Written instruction - Print out the material that follows word for word.

· · · · · · ·

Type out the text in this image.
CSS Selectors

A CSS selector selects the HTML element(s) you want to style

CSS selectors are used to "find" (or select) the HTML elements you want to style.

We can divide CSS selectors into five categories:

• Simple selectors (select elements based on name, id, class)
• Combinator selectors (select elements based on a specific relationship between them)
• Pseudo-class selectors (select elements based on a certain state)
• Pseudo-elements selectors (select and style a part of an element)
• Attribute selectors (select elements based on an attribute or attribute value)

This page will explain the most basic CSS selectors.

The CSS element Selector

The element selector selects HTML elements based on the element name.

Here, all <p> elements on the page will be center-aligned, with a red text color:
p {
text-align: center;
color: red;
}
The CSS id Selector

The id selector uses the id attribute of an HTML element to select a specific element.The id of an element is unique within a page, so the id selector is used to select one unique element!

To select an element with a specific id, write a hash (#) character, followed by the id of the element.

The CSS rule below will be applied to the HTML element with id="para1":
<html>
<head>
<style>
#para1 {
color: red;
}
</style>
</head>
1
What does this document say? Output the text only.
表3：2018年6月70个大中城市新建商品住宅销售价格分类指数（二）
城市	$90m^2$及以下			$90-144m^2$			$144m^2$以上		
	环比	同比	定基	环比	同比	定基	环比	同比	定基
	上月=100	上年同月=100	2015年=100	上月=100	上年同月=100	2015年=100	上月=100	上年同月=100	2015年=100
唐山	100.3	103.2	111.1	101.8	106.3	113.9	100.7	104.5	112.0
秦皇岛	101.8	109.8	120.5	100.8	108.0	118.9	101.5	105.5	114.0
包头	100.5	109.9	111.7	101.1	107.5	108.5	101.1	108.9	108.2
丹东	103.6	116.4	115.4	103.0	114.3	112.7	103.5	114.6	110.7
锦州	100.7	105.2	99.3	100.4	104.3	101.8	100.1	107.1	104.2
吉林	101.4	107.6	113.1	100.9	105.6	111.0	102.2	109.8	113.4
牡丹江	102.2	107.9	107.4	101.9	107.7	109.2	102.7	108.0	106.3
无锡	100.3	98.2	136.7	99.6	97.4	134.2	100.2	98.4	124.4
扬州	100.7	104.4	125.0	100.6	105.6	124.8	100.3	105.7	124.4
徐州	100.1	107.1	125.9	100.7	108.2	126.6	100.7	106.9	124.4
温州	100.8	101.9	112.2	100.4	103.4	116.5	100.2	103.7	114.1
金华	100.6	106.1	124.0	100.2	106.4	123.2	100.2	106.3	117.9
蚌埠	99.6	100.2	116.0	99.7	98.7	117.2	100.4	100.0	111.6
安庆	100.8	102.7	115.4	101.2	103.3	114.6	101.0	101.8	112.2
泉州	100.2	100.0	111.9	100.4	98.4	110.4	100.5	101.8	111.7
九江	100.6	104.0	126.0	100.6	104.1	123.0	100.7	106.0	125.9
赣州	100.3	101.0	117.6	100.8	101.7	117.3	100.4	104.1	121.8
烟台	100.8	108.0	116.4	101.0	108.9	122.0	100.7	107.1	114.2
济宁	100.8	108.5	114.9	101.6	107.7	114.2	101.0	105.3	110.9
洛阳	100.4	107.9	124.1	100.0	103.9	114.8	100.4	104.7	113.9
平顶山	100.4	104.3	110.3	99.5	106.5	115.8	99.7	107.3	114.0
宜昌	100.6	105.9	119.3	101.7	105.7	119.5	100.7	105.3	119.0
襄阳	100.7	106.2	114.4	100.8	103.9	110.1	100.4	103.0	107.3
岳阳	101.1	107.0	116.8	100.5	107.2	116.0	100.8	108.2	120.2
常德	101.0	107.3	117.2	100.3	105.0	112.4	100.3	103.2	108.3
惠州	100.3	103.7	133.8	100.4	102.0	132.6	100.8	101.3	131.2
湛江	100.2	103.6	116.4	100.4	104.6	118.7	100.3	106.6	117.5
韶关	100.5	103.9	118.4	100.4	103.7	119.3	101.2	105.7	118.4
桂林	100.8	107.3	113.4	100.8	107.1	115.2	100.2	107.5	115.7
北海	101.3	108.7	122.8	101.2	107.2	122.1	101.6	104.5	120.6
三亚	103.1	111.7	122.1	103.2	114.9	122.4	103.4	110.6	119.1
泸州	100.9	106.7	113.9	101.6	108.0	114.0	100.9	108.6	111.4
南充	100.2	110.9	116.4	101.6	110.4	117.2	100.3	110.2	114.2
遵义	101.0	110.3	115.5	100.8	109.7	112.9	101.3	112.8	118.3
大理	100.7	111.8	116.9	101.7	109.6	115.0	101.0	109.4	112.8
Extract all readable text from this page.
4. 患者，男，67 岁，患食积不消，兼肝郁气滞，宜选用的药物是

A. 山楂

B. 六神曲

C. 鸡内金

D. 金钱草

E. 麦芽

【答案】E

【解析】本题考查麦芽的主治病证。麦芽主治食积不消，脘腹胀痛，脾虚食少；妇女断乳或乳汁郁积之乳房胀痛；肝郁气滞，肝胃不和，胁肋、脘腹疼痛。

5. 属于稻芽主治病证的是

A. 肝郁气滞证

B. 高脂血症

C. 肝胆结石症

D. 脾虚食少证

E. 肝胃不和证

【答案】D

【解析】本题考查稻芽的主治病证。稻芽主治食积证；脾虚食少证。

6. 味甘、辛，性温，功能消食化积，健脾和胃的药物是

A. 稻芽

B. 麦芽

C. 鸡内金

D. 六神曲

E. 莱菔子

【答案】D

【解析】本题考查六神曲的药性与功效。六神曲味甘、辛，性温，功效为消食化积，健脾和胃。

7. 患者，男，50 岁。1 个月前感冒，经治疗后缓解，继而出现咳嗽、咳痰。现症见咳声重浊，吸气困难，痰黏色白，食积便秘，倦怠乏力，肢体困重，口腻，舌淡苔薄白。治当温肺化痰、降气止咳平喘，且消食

· · · · · · ·

Complete output -
Type out the text in this image.
CSS Selectors

A CSS selector selects the HTML element(s) you want to style

CSS selectors are used to "find" (or select) the HTML elements you want to style.

We can divide CSS selectors into five categories:

• Simple selectors (select elements based on name, id, class)
• Combinator selectors (select elements based on a specific relationship between them)
• Pseudo-class selectors (select elements based on a certain state)
• Pseudo-elements selectors (select and style a part of an element)
• Attribute selectors (select elements based on an attribute or attribute value)

This page will explain the most basic CSS selectors.

The CSS element Selector

The element selector selects HTML elements based on the element name.

Here, all <p> elements on the page will be center-aligned, with a red text color:
p {
text-align: center;
color: red;
}
The CSS id Selector

The id selector uses the id attribute of an HTML element to select a specific element.The id of an element is unique within a page, so the id selector is used to select one unique element!

To select an element with a specific id, write a hash (#) character, followed by the id of the element.

The CSS rule below will be applied to the HTML element with id="para1":
<html>
<head>
<style>
#para1 {
color: red;
}
</style>
</head>
1
What does this document say? Output the text only.
表3：2018年6月70个大中城市新建商品住宅销售价格分类指数（二）
城市	$90m^2$及以下			$90-144m^2$			$144m^2$以上		
	环比	同比	定基	环比	同比	定基	环比	同比	定基
	上月=100	上年同月=100	2015年=100	上月=100	上年同月=100	2015年=100	上月=100	上年同月=100	2015年=100
唐山	100.3	103.2	111.1	101.8	106.3	113.9	100.7	104.5	112.0
秦皇岛	101.8	109.8	120.5	100.8	108.0	118.9	101.5	105.5	114.0
包头	100.5	109.9	111.7	101.1	107.5	108.5	101.1	108.9	108.2
丹东	103.6	116.4	115.4	103.0	114.3	112.7	103.5	114.6	110.7
锦州	100.7	105.2	99.3	100.4	104.3	101.8	100.1	107.1	104.2
吉林	101.4	107.6	113.1	100.9	105.6	111.0	102.2	109.8	113.4
牡丹江	102.2	107.9	107.4	101.9	107.7	109.2	102.7	108.0	106.3
无锡	100.3	98.2	136.7	99.6	97.4	134.2	100.2	98.4	124.4
扬州	100.7	104.4	125.0	100.6	105.6	124.8	100.3	105.7	124.4
徐州	100.1	107.1	125.9	100.7	108.2	126.6	100.7	106.9	124.4
温州	100.8	101.9	112.2	100.4	103.4	116.5	100.2	103.7	114.1
金华	100.6	106.1	124.0	100.2	106.4	123.2	100.2	106.3	117.9
蚌埠	99.6	100.2	116.0	99.7	98.7	117.2	100.4	100.0	111.6
安庆	100.8	102.7	115.4	101.2	103.3	114.6	101.0	101.8	112.2
泉州	100.2	100.0	111.9	100.4	98.4	110.4	100.5	101.8	111.7
九江	100.6	104.0	126.0	100.6	104.1	123.0	100.7	106.0	125.9
赣州	100.3	101.0	117.6	100.8	101.7	117.3	100.4	104.1	121.8
烟台	100.8	108.0	116.4	101.0	108.9	122.0	100.7	107.1	114.2
济宁	100.8	108.5	114.9	101.6	107.7	114.2	101.0	105.3	110.9
洛阳	100.4	107.9	124.1	100.0	103.9	114.8	100.4	104.7	113.9
平顶山	100.4	104.3	110.3	99.5	106.5	115.8	99.7	107.3	114.0
宜昌	100.6	105.9	119.3	101.7	105.7	119.5	100.7	105.3	119.0
襄阳	100.7	106.2	114.4	100.8	103.9	110.1	100.4	103.0	107.3
岳阳	101.1	107.0	116.8	100.5	107.2	116.0	100.8	108.2	120.2
常德	101.0	107.3	117.2	100.3	105.0	112.4	100.3	103.2	108.3
惠州	100.3	103.7	133.8	100.4	102.0	132.6	100.8	101.3	131.2
湛江	100.2	103.6	116.4	100.4	104.6	118.7	100.3	106.6	117.5
韶关	100.5	103.9	118.4	100.4	103.7	119.3	101.2	105.7	118.4
桂林	100.8	107.3	113.4	100.8	107.1	115.2	100.2	107.5	115.7
北海	101.3	108.7	122.8	101.2	107.2	122.1	101.6	104.5	120.6
三亚	103.1	111.7	122.1	103.2	114.9	122.4	103.4	110.6	119.1
泸州	100.9	106.7	113.9	101.6	108.0	114.0	100.9	108.6	111.4
南充	100.2	110.9	116.4	101.6	110.4	117.2	100.3	110.2	114.2
遵义	101.0	110.3	115.5	100.8	109.7	112.9	101.3	112.8	118.3
大理	100.7	111.8	116.9	101.7	109.6	115.0	101.0	109.4	112.8
Extract all readable text from this page.
4. 患者，男，67 岁，患食积不消，兼肝郁气滞，宜选用的药物是

A. 山楂

B. 六神曲

C. 鸡内金

D. 金钱草

E. 麦芽

【答案】E

【解析】本题考查麦芽的主治病证。麦芽主治食积不消，脘腹胀痛，脾虚食少；妇女断乳或乳汁郁积之乳房胀痛；肝郁气滞，肝胃不和，胁肋、脘腹疼痛。

5. 属于稻芽主治病证的是

A. 肝郁气滞证

B. 高脂血症

C. 肝胆结石症

D. 脾虚食少证

E. 肝胃不和证

【答案】D

【解析】本题考查稻芽的主治病证。稻芽主治食积证；脾虚食少证。

6. 味甘、辛，性温，功能消食化积，健脾和胃的药物是

A. 稻芽

B. 麦芽

C. 鸡内金

D. 六神曲

E. 莱菔子

【答案】D

【解析】本题考查六神曲的药性与功效。六神曲味甘、辛，性温，功效为消食化积，健脾和胃。

7. 患者，男，50 岁。1 个月前感冒，经治疗后缓解，继而出现咳嗽、咳痰。现症见咳声重浊，吸气困难，痰黏色白，食积便秘，倦怠乏力，肢体困重，口腻，舌淡苔薄白。治当温肺化痰、降气止咳平喘，且消食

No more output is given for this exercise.